(Brief)
Pick out the lines below that include the string "munire".

(Entries provided)
——————

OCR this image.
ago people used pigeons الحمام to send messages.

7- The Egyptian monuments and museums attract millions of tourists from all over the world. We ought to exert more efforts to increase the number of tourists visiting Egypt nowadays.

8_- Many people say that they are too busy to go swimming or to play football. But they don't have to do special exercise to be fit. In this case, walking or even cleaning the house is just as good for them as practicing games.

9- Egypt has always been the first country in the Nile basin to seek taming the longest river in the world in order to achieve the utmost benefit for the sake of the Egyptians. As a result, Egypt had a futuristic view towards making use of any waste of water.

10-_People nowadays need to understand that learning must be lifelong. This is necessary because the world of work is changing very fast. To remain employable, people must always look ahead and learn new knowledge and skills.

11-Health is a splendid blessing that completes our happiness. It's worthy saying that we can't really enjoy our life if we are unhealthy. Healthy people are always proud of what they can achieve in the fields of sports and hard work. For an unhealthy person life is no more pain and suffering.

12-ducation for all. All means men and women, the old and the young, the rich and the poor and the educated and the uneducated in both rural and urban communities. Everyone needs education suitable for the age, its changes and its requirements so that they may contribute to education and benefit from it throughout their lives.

——————

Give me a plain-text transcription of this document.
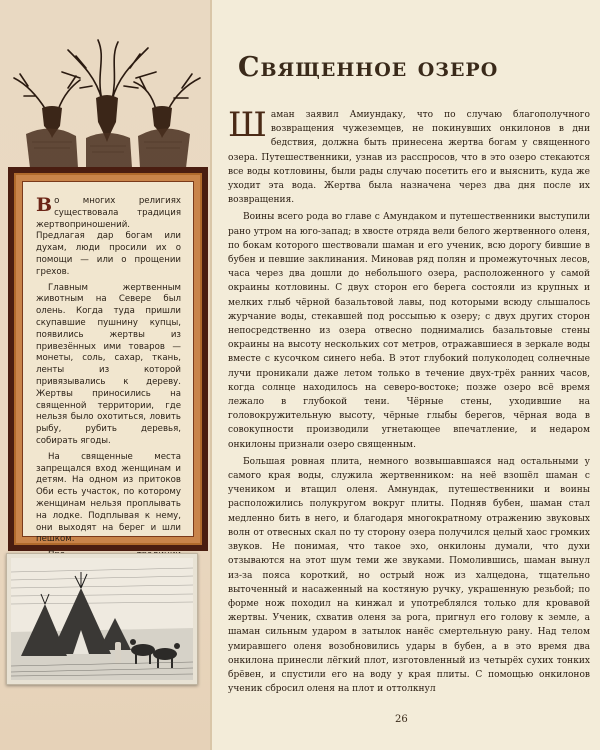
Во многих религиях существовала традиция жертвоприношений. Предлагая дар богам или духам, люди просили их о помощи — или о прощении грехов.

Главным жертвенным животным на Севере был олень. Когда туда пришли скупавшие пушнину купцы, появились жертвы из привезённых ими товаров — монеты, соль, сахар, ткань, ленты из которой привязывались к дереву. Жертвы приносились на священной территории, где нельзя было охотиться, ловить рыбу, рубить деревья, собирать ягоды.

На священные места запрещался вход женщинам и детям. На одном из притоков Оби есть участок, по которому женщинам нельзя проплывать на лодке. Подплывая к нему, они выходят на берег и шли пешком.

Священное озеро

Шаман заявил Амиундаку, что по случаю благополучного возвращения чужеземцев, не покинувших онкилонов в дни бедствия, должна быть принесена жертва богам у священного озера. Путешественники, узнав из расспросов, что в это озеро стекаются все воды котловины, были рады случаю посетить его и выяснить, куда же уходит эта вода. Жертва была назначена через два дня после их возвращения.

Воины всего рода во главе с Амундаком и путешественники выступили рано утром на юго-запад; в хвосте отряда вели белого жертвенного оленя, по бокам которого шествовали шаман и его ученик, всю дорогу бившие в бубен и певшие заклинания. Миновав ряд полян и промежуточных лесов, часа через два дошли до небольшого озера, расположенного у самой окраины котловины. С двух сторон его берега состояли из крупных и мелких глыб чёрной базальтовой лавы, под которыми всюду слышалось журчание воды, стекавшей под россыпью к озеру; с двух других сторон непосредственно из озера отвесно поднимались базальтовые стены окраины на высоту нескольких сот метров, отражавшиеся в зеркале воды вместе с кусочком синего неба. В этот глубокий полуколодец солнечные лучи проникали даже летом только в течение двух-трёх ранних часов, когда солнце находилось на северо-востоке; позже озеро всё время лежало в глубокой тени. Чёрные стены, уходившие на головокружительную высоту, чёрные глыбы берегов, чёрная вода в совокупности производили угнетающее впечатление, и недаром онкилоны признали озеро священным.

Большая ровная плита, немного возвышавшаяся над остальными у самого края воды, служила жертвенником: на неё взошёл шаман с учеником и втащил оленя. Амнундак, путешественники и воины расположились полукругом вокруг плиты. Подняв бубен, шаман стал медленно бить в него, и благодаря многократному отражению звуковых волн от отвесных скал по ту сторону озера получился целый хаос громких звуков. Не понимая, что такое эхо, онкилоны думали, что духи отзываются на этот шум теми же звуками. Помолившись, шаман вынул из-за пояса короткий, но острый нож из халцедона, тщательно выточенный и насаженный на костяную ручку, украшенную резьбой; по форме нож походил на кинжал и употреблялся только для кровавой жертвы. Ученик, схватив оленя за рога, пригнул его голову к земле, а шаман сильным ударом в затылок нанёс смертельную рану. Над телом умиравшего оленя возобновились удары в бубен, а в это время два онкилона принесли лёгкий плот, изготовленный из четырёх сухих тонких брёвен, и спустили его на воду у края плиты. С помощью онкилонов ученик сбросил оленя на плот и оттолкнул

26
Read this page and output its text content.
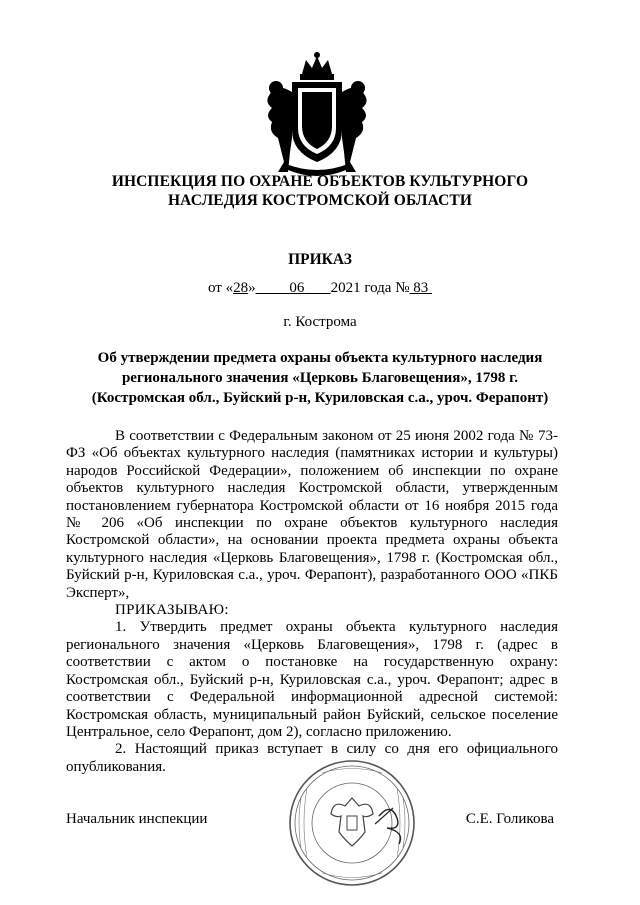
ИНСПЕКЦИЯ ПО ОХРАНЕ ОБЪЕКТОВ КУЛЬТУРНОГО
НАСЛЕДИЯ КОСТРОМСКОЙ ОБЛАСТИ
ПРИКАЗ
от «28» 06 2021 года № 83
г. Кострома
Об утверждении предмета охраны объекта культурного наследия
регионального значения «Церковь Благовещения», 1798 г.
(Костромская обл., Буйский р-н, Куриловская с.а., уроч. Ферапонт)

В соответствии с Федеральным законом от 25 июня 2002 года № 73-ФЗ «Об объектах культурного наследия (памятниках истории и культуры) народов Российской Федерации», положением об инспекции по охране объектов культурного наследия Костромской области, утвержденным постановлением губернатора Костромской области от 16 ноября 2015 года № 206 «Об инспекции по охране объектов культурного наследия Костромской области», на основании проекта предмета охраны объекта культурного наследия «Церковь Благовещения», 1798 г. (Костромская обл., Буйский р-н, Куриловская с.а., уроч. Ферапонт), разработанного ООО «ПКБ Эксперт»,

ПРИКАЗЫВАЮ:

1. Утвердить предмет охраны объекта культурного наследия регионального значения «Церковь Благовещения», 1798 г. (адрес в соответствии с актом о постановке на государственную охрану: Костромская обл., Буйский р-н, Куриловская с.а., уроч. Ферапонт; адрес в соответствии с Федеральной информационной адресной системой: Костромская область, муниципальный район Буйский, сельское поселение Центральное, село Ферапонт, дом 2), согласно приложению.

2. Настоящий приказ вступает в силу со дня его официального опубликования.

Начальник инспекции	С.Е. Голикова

——————

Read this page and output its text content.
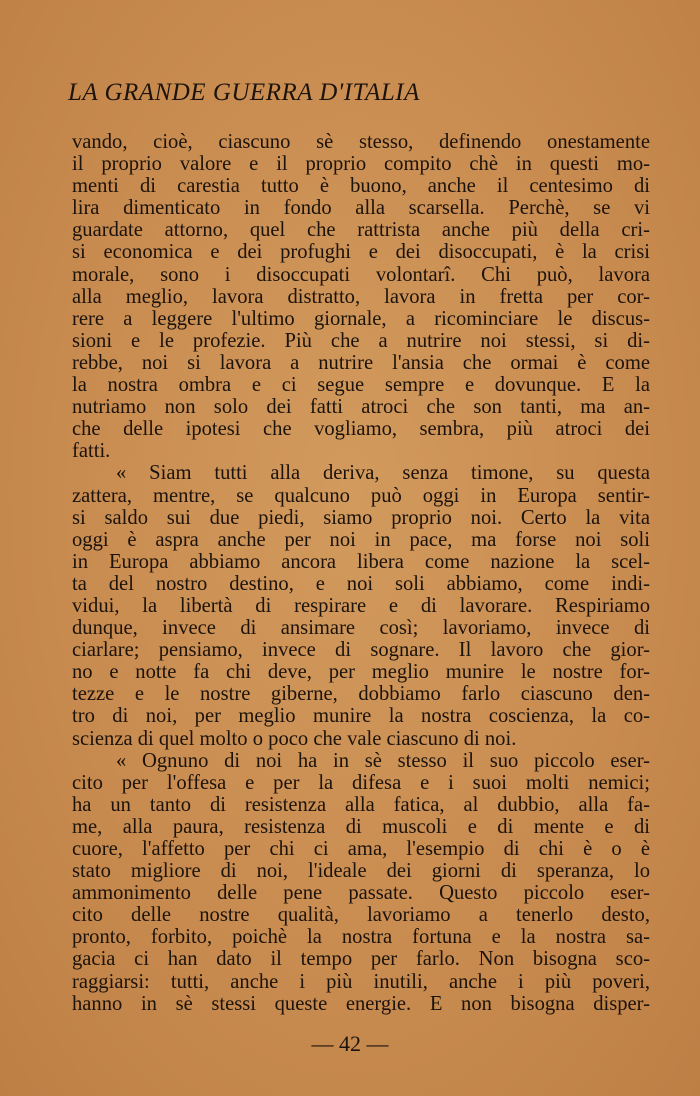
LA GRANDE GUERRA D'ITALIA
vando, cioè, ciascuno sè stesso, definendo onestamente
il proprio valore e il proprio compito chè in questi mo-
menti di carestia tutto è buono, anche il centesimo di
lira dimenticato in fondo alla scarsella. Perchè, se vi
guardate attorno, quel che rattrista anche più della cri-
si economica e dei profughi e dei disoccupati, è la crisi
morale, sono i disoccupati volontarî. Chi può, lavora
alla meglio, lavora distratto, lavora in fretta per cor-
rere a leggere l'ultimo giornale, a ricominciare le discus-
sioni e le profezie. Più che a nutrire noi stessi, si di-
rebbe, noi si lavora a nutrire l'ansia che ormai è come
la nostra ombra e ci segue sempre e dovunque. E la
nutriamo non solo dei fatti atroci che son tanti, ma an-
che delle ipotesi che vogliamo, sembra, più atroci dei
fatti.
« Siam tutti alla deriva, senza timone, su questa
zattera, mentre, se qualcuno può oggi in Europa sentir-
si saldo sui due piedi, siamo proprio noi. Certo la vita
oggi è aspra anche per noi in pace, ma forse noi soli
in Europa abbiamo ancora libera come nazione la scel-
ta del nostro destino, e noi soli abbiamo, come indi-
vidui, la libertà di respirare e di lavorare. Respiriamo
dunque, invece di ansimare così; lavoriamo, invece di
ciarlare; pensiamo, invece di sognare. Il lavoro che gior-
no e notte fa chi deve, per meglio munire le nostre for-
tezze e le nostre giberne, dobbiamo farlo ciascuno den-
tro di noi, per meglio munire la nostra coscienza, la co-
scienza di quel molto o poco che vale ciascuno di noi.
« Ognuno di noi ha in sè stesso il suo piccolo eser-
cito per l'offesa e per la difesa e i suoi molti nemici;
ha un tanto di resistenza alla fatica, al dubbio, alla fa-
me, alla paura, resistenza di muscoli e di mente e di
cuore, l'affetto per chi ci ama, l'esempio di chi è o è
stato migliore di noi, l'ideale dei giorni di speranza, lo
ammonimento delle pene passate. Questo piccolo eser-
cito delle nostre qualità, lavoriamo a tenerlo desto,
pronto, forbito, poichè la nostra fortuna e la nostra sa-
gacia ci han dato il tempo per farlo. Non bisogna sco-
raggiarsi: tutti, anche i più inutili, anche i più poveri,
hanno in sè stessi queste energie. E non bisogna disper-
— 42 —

——————

(Task result)
no e notte fa chi deve, per meglio munire le nostre for-
tro di noi, per meglio munire la nostra coscienza, la co-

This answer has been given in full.